Restate the whole listing word for word. Pictures are left out.

-- Begin Stored rows --

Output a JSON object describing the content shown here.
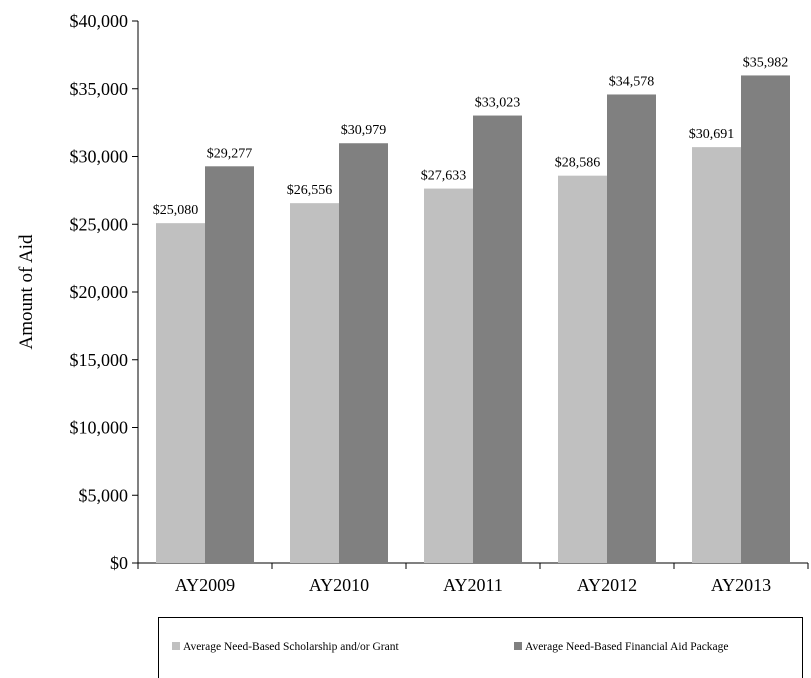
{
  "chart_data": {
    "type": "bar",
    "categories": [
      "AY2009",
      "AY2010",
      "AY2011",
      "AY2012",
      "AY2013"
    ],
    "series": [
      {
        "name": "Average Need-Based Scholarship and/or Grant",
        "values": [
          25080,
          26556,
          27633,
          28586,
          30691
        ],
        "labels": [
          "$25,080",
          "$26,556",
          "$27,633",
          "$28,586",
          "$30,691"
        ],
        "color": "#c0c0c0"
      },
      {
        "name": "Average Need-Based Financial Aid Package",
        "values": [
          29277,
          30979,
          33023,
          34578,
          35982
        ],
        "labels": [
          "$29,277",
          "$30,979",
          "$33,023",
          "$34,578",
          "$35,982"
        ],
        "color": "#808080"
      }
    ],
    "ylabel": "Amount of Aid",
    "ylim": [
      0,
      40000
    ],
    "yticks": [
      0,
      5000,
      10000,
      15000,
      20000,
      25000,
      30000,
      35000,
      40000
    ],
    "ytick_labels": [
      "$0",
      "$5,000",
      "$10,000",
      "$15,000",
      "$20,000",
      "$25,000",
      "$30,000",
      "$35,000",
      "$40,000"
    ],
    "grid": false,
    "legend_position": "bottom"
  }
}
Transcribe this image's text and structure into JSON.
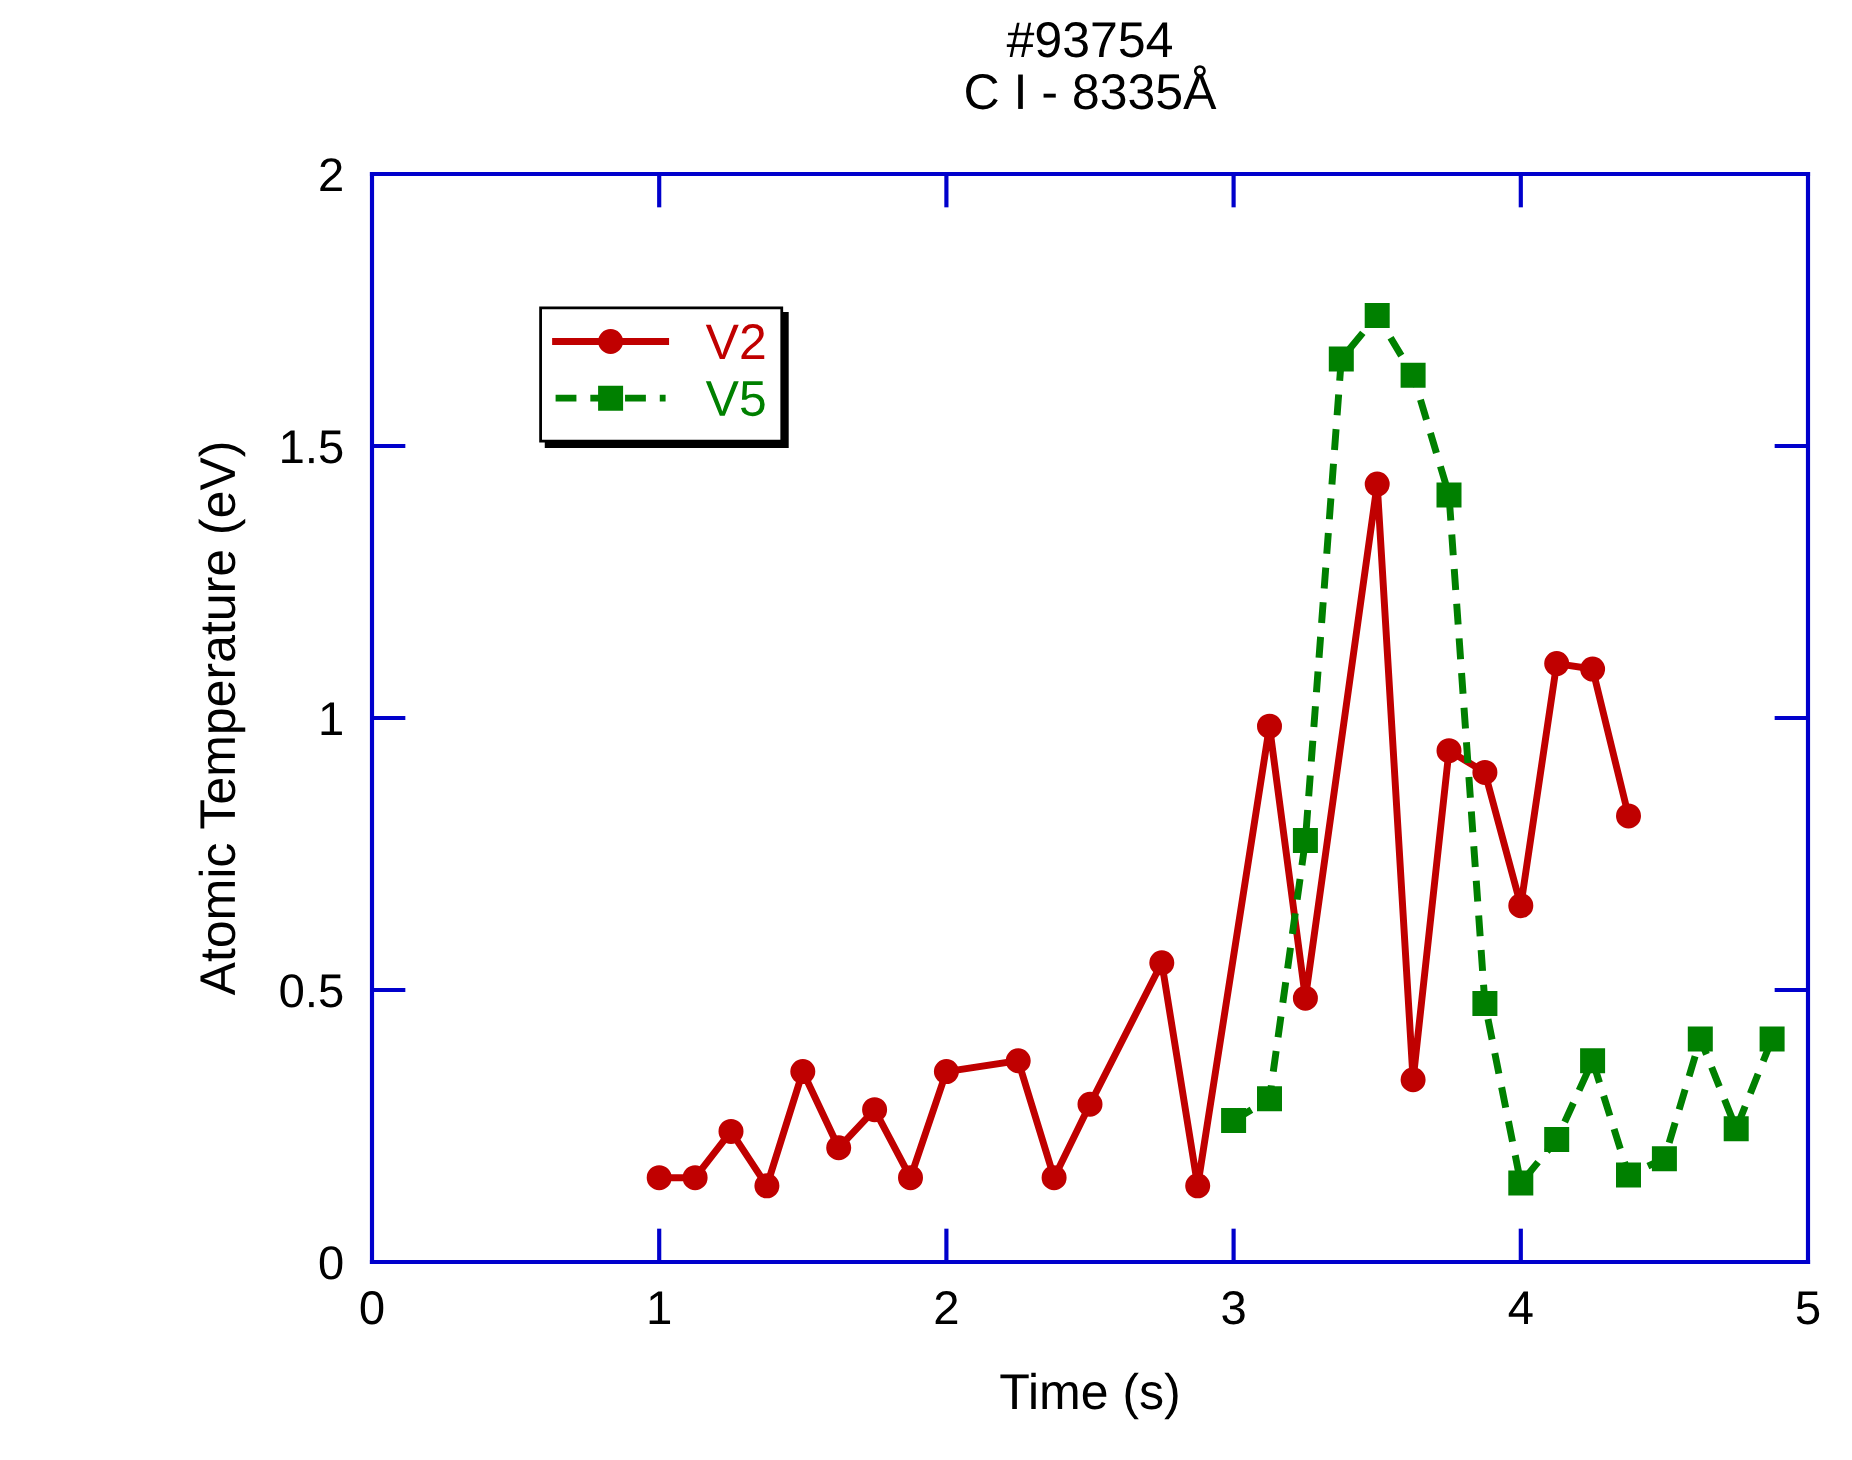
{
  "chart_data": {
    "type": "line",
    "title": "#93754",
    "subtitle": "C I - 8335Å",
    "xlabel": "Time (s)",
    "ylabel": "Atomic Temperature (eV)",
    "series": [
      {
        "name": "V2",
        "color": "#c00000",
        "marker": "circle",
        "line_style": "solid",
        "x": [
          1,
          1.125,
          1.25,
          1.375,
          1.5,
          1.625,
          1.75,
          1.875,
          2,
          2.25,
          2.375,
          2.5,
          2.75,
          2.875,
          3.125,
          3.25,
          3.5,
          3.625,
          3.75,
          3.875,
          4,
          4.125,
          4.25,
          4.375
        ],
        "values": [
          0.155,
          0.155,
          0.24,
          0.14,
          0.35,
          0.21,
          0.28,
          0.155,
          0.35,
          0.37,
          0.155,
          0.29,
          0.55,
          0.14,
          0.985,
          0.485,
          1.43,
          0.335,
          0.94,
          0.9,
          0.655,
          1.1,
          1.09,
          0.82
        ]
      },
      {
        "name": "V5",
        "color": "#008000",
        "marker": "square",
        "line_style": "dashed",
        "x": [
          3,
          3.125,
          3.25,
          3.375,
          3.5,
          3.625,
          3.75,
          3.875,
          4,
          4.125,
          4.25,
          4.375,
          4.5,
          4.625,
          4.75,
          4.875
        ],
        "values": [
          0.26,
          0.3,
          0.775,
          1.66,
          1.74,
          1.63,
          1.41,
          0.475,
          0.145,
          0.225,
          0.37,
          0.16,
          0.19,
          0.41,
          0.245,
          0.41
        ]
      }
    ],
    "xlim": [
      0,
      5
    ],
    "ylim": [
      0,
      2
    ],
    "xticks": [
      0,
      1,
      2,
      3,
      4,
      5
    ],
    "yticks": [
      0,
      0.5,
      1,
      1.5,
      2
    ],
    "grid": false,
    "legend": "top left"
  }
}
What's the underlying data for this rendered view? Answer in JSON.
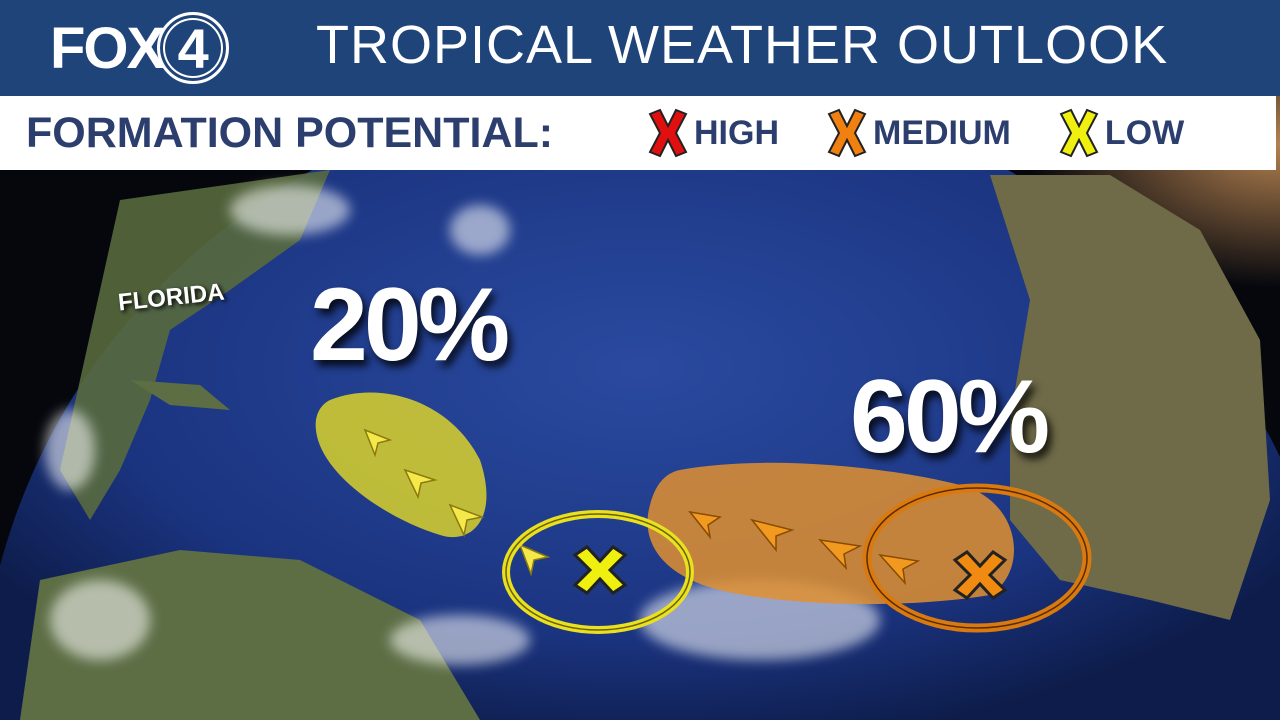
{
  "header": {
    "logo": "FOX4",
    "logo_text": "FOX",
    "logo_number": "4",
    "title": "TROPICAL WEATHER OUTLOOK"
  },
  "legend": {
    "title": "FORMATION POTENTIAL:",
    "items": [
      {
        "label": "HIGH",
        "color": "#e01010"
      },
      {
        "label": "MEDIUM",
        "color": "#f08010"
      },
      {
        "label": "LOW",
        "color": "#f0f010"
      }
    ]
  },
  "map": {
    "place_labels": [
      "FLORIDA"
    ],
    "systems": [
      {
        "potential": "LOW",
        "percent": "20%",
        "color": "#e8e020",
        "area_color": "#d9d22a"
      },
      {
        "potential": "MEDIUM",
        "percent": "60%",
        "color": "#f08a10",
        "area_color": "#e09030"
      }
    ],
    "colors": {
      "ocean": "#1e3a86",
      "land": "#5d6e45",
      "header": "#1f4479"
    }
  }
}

-- End Stored rows --

Answer to this exercise:
Output a JSON object describing the content shown here.
{
  "chart_data": {
    "type": "bar",
    "categories": [
      "AY2009",
      "AY2010",
      "AY2011",
      "AY2012",
      "AY2013"
    ],
    "series": [
      {
        "name": "Average Need-Based Scholarship and/or Grant",
        "values": [
          25080,
          26556,
          27633,
          28586,
          30691
        ],
        "labels": [
          "$25,080",
          "$26,556",
          "$27,633",
          "$28,586",
          "$30,691"
        ],
        "color": "#c0c0c0"
      },
      {
        "name": "Average Need-Based Financial Aid Package",
        "values": [
          29277,
          30979,
          33023,
          34578,
          35982
        ],
        "labels": [
          "$29,277",
          "$30,979",
          "$33,023",
          "$34,578",
          "$35,982"
        ],
        "color": "#808080"
      }
    ],
    "ylabel": "Amount of Aid",
    "ylim": [
      0,
      40000
    ],
    "yticks": [
      0,
      5000,
      10000,
      15000,
      20000,
      25000,
      30000,
      35000,
      40000
    ],
    "ytick_labels": [
      "$0",
      "$5,000",
      "$10,000",
      "$15,000",
      "$20,000",
      "$25,000",
      "$30,000",
      "$35,000",
      "$40,000"
    ],
    "grid": false,
    "legend_position": "bottom"
  }
}
Transcribe this image's text and structure into JSON.
{
  "chart_data": {
    "type": "line",
    "title": "#93754",
    "subtitle": "C I - 8335Å",
    "xlabel": "Time (s)",
    "ylabel": "Atomic Temperature (eV)",
    "series": [
      {
        "name": "V2",
        "color": "#c00000",
        "marker": "circle",
        "line_style": "solid",
        "x": [
          1,
          1.125,
          1.25,
          1.375,
          1.5,
          1.625,
          1.75,
          1.875,
          2,
          2.25,
          2.375,
          2.5,
          2.75,
          2.875,
          3.125,
          3.25,
          3.5,
          3.625,
          3.75,
          3.875,
          4,
          4.125,
          4.25,
          4.375
        ],
        "values": [
          0.155,
          0.155,
          0.24,
          0.14,
          0.35,
          0.21,
          0.28,
          0.155,
          0.35,
          0.37,
          0.155,
          0.29,
          0.55,
          0.14,
          0.985,
          0.485,
          1.43,
          0.335,
          0.94,
          0.9,
          0.655,
          1.1,
          1.09,
          0.82
        ]
      },
      {
        "name": "V5",
        "color": "#008000",
        "marker": "square",
        "line_style": "dashed",
        "x": [
          3,
          3.125,
          3.25,
          3.375,
          3.5,
          3.625,
          3.75,
          3.875,
          4,
          4.125,
          4.25,
          4.375,
          4.5,
          4.625,
          4.75,
          4.875
        ],
        "values": [
          0.26,
          0.3,
          0.775,
          1.66,
          1.74,
          1.63,
          1.41,
          0.475,
          0.145,
          0.225,
          0.37,
          0.16,
          0.19,
          0.41,
          0.245,
          0.41
        ]
      }
    ],
    "xlim": [
      0,
      5
    ],
    "ylim": [
      0,
      2
    ],
    "xticks": [
      0,
      1,
      2,
      3,
      4,
      5
    ],
    "yticks": [
      0,
      0.5,
      1,
      1.5,
      2
    ],
    "grid": false,
    "legend": "top left"
  }
}
What's the underlying data for this rendered view? Answer in JSON.
{
  "header": {
    "logo": "FOX4",
    "logo_text": "FOX",
    "logo_number": "4",
    "title": "TROPICAL WEATHER OUTLOOK"
  },
  "legend": {
    "title": "FORMATION POTENTIAL:",
    "items": [
      {
        "label": "HIGH",
        "color": "#e01010"
      },
      {
        "label": "MEDIUM",
        "color": "#f08010"
      },
      {
        "label": "LOW",
        "color": "#f0f010"
      }
    ]
  },
  "map": {
    "place_labels": [
      "FLORIDA"
    ],
    "systems": [
      {
        "potential": "LOW",
        "percent": "20%",
        "color": "#e8e020",
        "area_color": "#d9d22a"
      },
      {
        "potential": "MEDIUM",
        "percent": "60%",
        "color": "#f08a10",
        "area_color": "#e09030"
      }
    ],
    "colors": {
      "ocean": "#1e3a86",
      "land": "#5d6e45",
      "header": "#1f4479"
    }
  }
}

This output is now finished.